→ **Exercise prompt**: Single out the lines that include the word "this". Copy them.

[Figure record listings]
** START **

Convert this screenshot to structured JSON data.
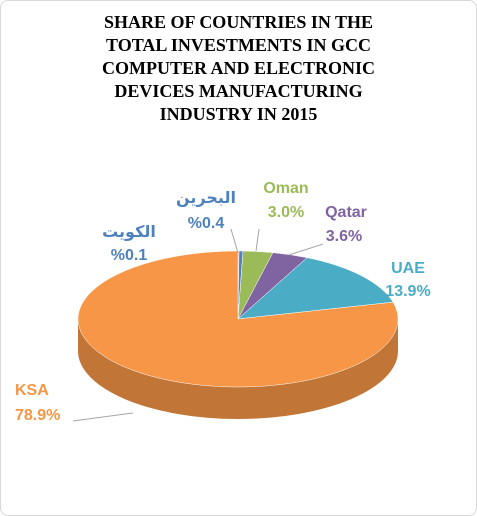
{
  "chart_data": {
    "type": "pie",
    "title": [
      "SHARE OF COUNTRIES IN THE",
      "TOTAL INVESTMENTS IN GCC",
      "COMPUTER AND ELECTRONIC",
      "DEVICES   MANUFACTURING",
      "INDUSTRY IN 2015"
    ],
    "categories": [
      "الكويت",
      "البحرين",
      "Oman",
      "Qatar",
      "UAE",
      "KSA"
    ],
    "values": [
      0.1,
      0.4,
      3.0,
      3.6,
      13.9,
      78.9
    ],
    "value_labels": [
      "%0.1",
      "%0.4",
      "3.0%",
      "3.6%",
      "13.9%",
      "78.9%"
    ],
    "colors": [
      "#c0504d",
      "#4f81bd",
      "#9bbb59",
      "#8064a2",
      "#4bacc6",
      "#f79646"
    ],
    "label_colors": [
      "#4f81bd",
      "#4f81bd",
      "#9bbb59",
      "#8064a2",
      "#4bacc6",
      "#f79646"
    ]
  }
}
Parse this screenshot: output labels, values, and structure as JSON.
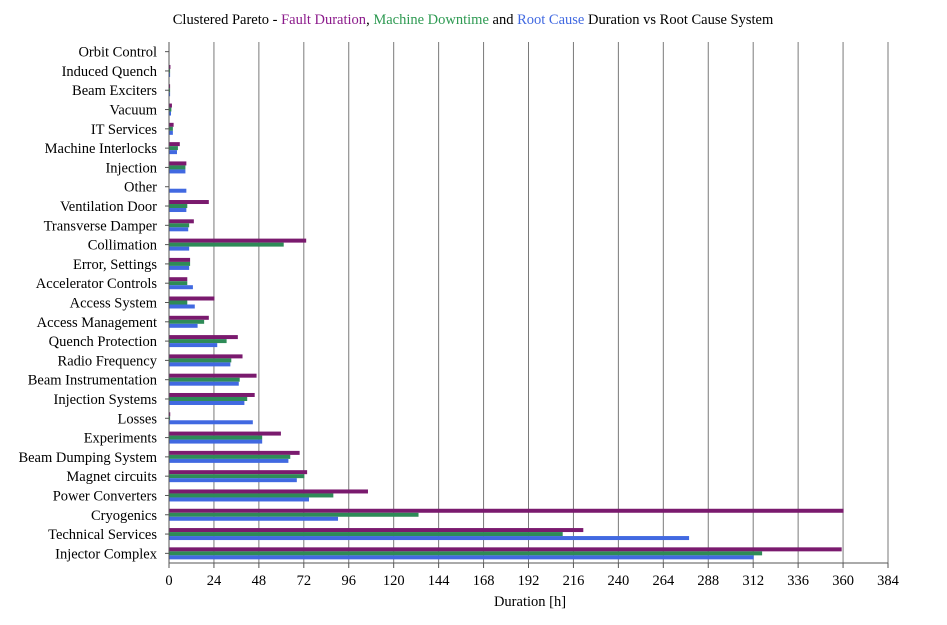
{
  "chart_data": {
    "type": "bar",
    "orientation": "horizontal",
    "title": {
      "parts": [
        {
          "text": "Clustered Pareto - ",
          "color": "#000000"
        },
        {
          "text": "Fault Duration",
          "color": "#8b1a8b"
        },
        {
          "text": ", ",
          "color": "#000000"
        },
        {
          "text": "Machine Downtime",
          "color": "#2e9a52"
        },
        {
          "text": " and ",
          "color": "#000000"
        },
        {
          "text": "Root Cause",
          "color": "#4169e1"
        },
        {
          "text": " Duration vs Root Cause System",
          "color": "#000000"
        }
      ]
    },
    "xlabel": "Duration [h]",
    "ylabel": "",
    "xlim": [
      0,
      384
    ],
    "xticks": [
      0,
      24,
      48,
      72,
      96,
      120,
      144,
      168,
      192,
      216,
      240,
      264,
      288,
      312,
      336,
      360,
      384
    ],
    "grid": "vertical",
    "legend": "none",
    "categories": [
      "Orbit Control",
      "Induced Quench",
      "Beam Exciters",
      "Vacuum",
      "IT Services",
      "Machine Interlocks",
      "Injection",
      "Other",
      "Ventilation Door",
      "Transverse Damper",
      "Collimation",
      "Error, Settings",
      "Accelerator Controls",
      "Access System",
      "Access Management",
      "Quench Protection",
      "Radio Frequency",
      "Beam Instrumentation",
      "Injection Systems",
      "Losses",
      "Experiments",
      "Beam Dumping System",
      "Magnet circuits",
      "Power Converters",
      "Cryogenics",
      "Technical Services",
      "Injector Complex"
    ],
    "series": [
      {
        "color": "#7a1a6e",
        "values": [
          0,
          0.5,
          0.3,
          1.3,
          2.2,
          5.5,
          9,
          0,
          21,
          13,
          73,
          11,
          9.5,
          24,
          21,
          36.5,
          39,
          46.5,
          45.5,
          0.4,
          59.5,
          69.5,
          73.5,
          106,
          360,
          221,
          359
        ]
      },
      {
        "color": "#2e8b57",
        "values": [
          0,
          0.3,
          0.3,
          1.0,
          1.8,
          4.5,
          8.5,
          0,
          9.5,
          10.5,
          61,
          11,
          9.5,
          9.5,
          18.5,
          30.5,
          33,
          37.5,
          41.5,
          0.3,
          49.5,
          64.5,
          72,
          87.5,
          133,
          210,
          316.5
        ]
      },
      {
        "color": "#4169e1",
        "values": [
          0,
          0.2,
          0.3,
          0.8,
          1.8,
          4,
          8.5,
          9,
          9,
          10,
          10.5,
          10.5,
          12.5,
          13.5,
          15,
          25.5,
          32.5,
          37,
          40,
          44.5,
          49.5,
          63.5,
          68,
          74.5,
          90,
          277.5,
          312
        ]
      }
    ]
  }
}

** END **

→ **Answer**:
Convert this screenshot to structured JSON data.
Parse this screenshot: output labels, values, and structure as JSON.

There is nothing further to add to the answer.